» **What you will do**
Would you print all of the records below exactly, without skipping any?

Source data section start

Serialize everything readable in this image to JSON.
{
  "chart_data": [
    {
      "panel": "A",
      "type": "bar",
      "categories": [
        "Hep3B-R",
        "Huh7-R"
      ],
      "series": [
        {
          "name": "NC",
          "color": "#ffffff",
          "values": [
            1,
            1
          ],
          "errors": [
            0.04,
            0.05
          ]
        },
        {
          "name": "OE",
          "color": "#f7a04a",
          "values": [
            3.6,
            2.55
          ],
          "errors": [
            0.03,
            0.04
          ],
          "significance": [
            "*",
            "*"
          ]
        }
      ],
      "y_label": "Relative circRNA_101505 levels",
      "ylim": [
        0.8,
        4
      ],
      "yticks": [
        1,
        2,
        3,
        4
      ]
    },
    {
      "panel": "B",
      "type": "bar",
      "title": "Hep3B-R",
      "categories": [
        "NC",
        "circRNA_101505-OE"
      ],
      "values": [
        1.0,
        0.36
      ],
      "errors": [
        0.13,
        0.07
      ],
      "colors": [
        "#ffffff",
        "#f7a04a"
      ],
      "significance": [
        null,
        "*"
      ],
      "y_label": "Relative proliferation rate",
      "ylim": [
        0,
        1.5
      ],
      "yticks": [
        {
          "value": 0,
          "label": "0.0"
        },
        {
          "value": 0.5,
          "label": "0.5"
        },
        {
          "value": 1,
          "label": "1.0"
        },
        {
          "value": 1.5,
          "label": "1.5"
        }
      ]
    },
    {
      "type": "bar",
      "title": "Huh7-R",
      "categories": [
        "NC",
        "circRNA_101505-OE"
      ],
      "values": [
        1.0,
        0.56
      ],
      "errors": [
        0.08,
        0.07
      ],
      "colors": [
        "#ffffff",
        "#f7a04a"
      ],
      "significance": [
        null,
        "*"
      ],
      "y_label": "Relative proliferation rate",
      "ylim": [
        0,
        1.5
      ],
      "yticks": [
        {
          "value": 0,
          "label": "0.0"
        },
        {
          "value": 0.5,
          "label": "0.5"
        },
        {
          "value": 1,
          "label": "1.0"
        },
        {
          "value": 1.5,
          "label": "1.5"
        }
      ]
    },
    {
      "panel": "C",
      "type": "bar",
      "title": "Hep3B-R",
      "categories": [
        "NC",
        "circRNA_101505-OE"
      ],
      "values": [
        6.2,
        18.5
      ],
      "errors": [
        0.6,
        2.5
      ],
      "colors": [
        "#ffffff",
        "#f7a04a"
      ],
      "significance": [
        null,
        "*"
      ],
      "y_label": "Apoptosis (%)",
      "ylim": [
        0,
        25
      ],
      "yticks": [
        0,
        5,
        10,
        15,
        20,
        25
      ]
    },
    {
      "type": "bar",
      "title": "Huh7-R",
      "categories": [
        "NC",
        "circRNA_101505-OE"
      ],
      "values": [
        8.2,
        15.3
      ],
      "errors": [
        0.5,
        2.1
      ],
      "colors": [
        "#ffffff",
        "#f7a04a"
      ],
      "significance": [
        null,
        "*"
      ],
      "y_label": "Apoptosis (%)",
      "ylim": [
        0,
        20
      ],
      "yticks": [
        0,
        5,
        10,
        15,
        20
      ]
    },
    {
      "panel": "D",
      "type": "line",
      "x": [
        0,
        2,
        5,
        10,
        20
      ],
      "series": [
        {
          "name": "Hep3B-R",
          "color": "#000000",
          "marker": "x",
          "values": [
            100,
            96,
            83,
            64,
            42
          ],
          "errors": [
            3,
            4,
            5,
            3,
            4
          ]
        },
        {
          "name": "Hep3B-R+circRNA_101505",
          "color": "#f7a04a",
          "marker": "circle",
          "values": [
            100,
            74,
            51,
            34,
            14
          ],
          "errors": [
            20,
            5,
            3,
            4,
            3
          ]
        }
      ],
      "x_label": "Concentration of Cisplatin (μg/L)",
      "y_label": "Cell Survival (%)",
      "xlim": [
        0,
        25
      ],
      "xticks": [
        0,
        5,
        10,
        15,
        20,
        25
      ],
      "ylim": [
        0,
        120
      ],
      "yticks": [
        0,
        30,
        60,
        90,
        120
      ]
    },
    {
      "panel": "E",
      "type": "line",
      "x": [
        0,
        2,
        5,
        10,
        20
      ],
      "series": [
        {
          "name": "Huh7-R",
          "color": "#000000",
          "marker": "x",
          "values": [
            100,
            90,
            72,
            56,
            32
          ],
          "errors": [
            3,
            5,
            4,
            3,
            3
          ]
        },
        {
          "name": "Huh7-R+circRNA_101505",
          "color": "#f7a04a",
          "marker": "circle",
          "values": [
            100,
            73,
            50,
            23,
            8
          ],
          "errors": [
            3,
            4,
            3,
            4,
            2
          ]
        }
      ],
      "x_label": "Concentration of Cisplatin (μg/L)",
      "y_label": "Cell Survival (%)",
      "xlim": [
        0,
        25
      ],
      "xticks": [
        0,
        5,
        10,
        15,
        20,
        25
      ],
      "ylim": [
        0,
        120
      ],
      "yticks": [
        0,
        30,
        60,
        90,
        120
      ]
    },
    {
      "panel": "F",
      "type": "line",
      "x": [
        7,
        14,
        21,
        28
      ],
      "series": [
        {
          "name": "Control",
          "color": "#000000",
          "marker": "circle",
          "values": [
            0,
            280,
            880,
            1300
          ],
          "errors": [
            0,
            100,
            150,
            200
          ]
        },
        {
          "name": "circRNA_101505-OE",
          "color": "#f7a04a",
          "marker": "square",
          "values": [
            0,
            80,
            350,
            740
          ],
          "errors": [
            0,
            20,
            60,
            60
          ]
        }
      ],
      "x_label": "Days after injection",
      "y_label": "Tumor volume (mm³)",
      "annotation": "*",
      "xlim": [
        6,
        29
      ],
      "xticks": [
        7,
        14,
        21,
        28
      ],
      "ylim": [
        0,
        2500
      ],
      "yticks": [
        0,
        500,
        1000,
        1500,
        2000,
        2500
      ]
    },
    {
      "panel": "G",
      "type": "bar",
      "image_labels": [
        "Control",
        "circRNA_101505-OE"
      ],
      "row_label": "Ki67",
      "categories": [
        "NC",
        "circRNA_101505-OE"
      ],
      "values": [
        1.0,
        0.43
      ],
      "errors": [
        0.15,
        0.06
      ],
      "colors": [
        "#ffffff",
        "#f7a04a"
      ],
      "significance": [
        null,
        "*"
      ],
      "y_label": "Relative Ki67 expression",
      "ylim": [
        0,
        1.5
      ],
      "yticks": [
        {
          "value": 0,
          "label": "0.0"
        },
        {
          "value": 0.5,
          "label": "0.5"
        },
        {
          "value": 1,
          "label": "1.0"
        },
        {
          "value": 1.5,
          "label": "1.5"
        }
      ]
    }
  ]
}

Source data section end

» **Output of the exercise**
Serialize everything readable in this image to JSON.
{
  "chart_data": [
    {
      "panel": "A",
      "type": "bar",
      "categories": [
        "Hep3B-R",
        "Huh7-R"
      ],
      "series": [
        {
          "name": "NC",
          "color": "#ffffff",
          "values": [
            1,
            1
          ],
          "errors": [
            0.04,
            0.05
          ]
        },
        {
          "name": "OE",
          "color": "#f7a04a",
          "values": [
            3.6,
            2.55
          ],
          "errors": [
            0.03,
            0.04
          ],
          "significance": [
            "*",
            "*"
          ]
        }
      ],
      "y_label": "Relative circRNA_101505 levels",
      "ylim": [
        0.8,
        4
      ],
      "yticks": [
        1,
        2,
        3,
        4
      ]
    },
    {
      "panel": "B",
      "type": "bar",
      "title": "Hep3B-R",
      "categories": [
        "NC",
        "circRNA_101505-OE"
      ],
      "values": [
        1.0,
        0.36
      ],
      "errors": [
        0.13,
        0.07
      ],
      "colors": [
        "#ffffff",
        "#f7a04a"
      ],
      "significance": [
        null,
        "*"
      ],
      "y_label": "Relative proliferation rate",
      "ylim": [
        0,
        1.5
      ],
      "yticks": [
        {
          "value": 0,
          "label": "0.0"
        },
        {
          "value": 0.5,
          "label": "0.5"
        },
        {
          "value": 1,
          "label": "1.0"
        },
        {
          "value": 1.5,
          "label": "1.5"
        }
      ]
    },
    {
      "type": "bar",
      "title": "Huh7-R",
      "categories": [
        "NC",
        "circRNA_101505-OE"
      ],
      "values": [
        1.0,
        0.56
      ],
      "errors": [
        0.08,
        0.07
      ],
      "colors": [
        "#ffffff",
        "#f7a04a"
      ],
      "significance": [
        null,
        "*"
      ],
      "y_label": "Relative proliferation rate",
      "ylim": [
        0,
        1.5
      ],
      "yticks": [
        {
          "value": 0,
          "label": "0.0"
        },
        {
          "value": 0.5,
          "label": "0.5"
        },
        {
          "value": 1,
          "label": "1.0"
        },
        {
          "value": 1.5,
          "label": "1.5"
        }
      ]
    },
    {
      "panel": "C",
      "type": "bar",
      "title": "Hep3B-R",
      "categories": [
        "NC",
        "circRNA_101505-OE"
      ],
      "values": [
        6.2,
        18.5
      ],
      "errors": [
        0.6,
        2.5
      ],
      "colors": [
        "#ffffff",
        "#f7a04a"
      ],
      "significance": [
        null,
        "*"
      ],
      "y_label": "Apoptosis (%)",
      "ylim": [
        0,
        25
      ],
      "yticks": [
        0,
        5,
        10,
        15,
        20,
        25
      ]
    },
    {
      "type": "bar",
      "title": "Huh7-R",
      "categories": [
        "NC",
        "circRNA_101505-OE"
      ],
      "values": [
        8.2,
        15.3
      ],
      "errors": [
        0.5,
        2.1
      ],
      "colors": [
        "#ffffff",
        "#f7a04a"
      ],
      "significance": [
        null,
        "*"
      ],
      "y_label": "Apoptosis (%)",
      "ylim": [
        0,
        20
      ],
      "yticks": [
        0,
        5,
        10,
        15,
        20
      ]
    },
    {
      "panel": "D",
      "type": "line",
      "x": [
        0,
        2,
        5,
        10,
        20
      ],
      "series": [
        {
          "name": "Hep3B-R",
          "color": "#000000",
          "marker": "x",
          "values": [
            100,
            96,
            83,
            64,
            42
          ],
          "errors": [
            3,
            4,
            5,
            3,
            4
          ]
        },
        {
          "name": "Hep3B-R+circRNA_101505",
          "color": "#f7a04a",
          "marker": "circle",
          "values": [
            100,
            74,
            51,
            34,
            14
          ],
          "errors": [
            20,
            5,
            3,
            4,
            3
          ]
        }
      ],
      "x_label": "Concentration of Cisplatin (μg/L)",
      "y_label": "Cell Survival (%)",
      "xlim": [
        0,
        25
      ],
      "xticks": [
        0,
        5,
        10,
        15,
        20,
        25
      ],
      "ylim": [
        0,
        120
      ],
      "yticks": [
        0,
        30,
        60,
        90,
        120
      ]
    },
    {
      "panel": "E",
      "type": "line",
      "x": [
        0,
        2,
        5,
        10,
        20
      ],
      "series": [
        {
          "name": "Huh7-R",
          "color": "#000000",
          "marker": "x",
          "values": [
            100,
            90,
            72,
            56,
            32
          ],
          "errors": [
            3,
            5,
            4,
            3,
            3
          ]
        },
        {
          "name": "Huh7-R+circRNA_101505",
          "color": "#f7a04a",
          "marker": "circle",
          "values": [
            100,
            73,
            50,
            23,
            8
          ],
          "errors": [
            3,
            4,
            3,
            4,
            2
          ]
        }
      ],
      "x_label": "Concentration of Cisplatin (μg/L)",
      "y_label": "Cell Survival (%)",
      "xlim": [
        0,
        25
      ],
      "xticks": [
        0,
        5,
        10,
        15,
        20,
        25
      ],
      "ylim": [
        0,
        120
      ],
      "yticks": [
        0,
        30,
        60,
        90,
        120
      ]
    },
    {
      "panel": "F",
      "type": "line",
      "x": [
        7,
        14,
        21,
        28
      ],
      "series": [
        {
          "name": "Control",
          "color": "#000000",
          "marker": "circle",
          "values": [
            0,
            280,
            880,
            1300
          ],
          "errors": [
            0,
            100,
            150,
            200
          ]
        },
        {
          "name": "circRNA_101505-OE",
          "color": "#f7a04a",
          "marker": "square",
          "values": [
            0,
            80,
            350,
            740
          ],
          "errors": [
            0,
            20,
            60,
            60
          ]
        }
      ],
      "x_label": "Days after injection",
      "y_label": "Tumor volume (mm³)",
      "annotation": "*",
      "xlim": [
        6,
        29
      ],
      "xticks": [
        7,
        14,
        21,
        28
      ],
      "ylim": [
        0,
        2500
      ],
      "yticks": [
        0,
        500,
        1000,
        1500,
        2000,
        2500
      ]
    },
    {
      "panel": "G",
      "type": "bar",
      "image_labels": [
        "Control",
        "circRNA_101505-OE"
      ],
      "row_label": "Ki67",
      "categories": [
        "NC",
        "circRNA_101505-OE"
      ],
      "values": [
        1.0,
        0.43
      ],
      "errors": [
        0.15,
        0.06
      ],
      "colors": [
        "#ffffff",
        "#f7a04a"
      ],
      "significance": [
        null,
        "*"
      ],
      "y_label": "Relative Ki67 expression",
      "ylim": [
        0,
        1.5
      ],
      "yticks": [
        {
          "value": 0,
          "label": "0.0"
        },
        {
          "value": 0.5,
          "label": "0.5"
        },
        {
          "value": 1,
          "label": "1.0"
        },
        {
          "value": 1.5,
          "label": "1.5"
        }
      ]
    }
  ]
}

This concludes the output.